___ WORKING DATA ___

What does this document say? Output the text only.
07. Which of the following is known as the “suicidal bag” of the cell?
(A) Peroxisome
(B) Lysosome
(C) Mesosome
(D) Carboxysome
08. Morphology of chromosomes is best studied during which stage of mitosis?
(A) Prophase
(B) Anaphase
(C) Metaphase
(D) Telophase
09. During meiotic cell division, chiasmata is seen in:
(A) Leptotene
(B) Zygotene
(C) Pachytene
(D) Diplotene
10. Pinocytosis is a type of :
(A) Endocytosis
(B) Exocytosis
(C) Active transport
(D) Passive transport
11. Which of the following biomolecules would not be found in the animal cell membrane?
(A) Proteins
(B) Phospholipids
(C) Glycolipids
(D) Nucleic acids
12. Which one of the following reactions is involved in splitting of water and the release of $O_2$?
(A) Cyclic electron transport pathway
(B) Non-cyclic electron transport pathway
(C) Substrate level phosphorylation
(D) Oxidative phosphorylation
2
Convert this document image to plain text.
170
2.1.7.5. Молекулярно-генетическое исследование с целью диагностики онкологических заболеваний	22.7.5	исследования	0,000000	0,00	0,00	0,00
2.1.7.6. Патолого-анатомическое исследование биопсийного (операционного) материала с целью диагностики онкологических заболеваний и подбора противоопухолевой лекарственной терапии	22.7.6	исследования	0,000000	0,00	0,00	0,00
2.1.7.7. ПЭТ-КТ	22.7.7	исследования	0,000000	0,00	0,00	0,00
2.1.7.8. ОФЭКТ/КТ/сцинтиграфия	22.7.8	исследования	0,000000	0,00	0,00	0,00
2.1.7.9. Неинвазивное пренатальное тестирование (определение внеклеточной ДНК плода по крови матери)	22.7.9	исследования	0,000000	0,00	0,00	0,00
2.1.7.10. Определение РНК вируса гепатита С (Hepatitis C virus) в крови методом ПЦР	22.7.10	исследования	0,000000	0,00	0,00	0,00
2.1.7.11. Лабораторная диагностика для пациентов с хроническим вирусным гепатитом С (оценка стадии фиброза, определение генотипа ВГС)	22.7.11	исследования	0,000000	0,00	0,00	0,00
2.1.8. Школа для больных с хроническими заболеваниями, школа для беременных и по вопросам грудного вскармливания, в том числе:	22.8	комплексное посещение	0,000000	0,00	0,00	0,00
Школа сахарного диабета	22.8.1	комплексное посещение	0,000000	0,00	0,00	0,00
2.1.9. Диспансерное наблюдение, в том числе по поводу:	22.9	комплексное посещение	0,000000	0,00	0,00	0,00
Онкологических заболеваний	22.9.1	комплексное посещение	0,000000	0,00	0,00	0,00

___

**EXERCISE AIM:** For each line above that includes the word "following", make a copy of that line.

**EXERCISE RESPONSE:**
07. Which of the following is known as the “suicidal bag” of the cell?
11. Which of the following biomolecules would not be found in the animal cell membrane?
12. Which one of the following reactions is involved in splitting of water and the release of $O_2$?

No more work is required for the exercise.